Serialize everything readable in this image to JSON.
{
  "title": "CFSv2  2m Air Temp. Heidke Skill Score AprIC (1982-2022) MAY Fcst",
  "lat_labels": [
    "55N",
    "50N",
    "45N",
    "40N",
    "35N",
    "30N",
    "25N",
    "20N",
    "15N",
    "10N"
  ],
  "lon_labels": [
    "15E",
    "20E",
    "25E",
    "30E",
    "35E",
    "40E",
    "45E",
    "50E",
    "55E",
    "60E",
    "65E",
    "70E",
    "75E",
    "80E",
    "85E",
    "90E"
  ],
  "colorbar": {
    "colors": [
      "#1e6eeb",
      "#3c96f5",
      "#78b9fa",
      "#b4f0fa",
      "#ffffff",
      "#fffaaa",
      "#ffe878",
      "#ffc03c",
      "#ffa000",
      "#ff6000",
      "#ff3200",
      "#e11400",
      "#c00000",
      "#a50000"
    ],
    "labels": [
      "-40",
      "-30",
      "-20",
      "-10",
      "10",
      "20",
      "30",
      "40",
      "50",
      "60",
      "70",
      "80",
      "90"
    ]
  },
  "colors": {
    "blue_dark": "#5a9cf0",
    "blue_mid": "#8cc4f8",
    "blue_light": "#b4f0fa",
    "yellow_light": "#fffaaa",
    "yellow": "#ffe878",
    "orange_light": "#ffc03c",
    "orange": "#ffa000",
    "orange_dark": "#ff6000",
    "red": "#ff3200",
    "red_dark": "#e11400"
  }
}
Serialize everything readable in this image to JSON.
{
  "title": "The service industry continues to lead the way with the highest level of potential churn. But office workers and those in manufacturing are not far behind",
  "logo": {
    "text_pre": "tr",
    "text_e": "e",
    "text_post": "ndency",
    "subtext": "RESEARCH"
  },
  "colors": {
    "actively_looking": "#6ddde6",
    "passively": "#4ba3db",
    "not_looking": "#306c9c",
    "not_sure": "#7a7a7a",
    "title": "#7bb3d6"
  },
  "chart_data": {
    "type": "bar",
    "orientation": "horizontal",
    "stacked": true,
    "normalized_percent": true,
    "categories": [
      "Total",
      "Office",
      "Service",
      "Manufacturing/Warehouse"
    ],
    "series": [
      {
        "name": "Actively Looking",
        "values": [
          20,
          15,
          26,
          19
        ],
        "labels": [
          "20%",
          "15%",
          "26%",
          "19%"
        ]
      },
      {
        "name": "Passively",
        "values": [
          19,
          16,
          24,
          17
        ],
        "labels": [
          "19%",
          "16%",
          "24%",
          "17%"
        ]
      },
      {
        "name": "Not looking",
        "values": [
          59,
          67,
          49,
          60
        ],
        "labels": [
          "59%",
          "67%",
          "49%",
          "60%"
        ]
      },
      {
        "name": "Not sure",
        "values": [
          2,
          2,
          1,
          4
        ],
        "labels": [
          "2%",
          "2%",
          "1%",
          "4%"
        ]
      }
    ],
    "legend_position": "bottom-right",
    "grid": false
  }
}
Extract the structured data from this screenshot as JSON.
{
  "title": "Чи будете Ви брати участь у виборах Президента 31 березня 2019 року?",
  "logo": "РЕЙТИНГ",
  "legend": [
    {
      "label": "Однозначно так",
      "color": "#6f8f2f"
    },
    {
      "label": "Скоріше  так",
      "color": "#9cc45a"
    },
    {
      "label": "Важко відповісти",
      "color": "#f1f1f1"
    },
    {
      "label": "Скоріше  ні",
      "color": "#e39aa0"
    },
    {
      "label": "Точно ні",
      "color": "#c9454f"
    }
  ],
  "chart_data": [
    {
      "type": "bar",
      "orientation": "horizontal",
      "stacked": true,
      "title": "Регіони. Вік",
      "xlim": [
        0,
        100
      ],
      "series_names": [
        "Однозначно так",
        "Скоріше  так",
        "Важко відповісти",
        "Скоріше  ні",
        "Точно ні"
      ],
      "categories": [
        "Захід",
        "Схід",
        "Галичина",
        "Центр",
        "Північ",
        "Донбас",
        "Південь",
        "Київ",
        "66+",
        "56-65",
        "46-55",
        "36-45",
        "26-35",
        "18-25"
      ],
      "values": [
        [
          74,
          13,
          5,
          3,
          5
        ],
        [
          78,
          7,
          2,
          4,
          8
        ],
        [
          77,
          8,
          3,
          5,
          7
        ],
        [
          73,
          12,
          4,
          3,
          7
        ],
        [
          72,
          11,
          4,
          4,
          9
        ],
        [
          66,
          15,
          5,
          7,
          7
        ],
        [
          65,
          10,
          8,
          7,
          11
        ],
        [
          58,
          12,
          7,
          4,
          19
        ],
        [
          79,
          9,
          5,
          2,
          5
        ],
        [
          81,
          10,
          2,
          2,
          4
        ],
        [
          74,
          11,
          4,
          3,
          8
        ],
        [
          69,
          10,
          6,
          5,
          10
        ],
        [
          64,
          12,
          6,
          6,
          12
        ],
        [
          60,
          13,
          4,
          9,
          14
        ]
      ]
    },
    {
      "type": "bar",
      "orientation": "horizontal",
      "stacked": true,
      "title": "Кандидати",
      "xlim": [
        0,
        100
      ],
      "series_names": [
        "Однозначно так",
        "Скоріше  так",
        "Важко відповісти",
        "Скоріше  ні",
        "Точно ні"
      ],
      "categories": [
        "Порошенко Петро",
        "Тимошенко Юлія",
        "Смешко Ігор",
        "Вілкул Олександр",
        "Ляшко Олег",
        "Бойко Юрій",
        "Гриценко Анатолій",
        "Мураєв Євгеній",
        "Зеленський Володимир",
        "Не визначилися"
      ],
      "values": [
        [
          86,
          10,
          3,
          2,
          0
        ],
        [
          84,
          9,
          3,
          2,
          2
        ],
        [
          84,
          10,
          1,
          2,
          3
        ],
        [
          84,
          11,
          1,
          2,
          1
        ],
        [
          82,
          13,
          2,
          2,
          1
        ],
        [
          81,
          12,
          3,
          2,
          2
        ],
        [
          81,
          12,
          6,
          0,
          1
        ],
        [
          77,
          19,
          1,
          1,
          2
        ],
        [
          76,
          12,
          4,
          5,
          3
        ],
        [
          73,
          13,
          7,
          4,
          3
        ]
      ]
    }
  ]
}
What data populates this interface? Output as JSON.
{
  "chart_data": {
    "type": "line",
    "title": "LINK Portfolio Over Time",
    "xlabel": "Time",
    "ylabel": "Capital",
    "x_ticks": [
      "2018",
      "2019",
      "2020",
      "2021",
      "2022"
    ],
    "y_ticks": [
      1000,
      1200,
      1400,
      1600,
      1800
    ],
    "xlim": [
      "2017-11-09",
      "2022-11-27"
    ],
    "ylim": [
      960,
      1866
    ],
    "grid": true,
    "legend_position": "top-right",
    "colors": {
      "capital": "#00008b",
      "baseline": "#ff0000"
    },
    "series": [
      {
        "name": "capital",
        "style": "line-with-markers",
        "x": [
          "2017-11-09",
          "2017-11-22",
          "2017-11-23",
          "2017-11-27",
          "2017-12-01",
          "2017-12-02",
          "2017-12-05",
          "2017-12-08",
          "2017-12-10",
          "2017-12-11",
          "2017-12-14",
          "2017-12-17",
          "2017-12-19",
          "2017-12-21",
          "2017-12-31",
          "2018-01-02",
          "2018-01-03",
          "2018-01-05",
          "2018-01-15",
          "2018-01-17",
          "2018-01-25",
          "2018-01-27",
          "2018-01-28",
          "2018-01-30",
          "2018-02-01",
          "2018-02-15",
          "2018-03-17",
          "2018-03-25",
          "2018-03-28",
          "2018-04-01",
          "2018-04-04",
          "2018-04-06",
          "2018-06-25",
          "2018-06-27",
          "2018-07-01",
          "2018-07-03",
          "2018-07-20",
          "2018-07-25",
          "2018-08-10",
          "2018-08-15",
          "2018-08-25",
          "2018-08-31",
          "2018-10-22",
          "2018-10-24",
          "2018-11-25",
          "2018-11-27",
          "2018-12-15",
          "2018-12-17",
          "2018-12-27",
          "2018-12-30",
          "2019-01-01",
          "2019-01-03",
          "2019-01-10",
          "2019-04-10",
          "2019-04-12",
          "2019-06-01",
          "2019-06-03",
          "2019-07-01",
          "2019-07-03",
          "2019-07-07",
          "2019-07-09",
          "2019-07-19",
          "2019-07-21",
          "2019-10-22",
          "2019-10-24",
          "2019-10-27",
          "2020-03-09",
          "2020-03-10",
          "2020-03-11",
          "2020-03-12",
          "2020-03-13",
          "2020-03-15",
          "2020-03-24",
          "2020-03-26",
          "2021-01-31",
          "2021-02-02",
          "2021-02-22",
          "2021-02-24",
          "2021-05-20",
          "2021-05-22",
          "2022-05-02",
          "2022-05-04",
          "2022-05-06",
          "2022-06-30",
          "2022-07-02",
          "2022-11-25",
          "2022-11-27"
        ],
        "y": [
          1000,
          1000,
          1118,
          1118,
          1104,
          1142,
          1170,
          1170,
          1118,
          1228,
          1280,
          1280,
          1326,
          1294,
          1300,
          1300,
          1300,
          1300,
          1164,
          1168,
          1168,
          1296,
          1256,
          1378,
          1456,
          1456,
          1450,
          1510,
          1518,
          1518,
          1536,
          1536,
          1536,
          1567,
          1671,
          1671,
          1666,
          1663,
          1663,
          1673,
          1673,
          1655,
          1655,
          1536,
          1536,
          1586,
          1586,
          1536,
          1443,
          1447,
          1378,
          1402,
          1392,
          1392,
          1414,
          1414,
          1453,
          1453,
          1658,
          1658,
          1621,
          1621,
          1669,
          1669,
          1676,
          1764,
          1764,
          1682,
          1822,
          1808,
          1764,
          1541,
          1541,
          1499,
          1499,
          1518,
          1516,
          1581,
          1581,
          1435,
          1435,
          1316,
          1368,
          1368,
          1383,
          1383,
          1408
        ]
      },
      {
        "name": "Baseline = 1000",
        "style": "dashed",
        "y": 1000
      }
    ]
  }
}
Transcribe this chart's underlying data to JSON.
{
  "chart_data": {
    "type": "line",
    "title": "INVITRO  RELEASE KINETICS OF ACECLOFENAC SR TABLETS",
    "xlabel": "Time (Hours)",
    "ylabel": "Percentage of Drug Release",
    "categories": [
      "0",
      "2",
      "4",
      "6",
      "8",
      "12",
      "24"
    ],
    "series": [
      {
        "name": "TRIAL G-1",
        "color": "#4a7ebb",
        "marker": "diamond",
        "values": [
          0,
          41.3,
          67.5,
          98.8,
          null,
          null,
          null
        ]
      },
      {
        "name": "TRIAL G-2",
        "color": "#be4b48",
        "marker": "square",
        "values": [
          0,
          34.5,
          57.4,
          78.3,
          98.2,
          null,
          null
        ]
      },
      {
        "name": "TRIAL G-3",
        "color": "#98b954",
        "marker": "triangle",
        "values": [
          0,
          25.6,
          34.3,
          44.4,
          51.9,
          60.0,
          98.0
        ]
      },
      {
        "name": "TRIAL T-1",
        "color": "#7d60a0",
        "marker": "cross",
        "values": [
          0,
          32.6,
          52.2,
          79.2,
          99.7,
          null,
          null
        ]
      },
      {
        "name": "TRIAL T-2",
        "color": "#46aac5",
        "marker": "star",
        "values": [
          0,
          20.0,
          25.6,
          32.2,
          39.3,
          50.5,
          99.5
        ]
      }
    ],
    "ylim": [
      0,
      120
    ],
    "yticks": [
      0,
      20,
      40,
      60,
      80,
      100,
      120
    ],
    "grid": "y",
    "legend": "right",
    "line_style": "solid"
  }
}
******************************
### To be done
Select every line where the word "with" occurs.

### Exercise result
  "title": "The service industry continues to lead the way with the highest level of potential churn. But office workers and those in manufacturing are not far behind",
        "style": "line-with-markers",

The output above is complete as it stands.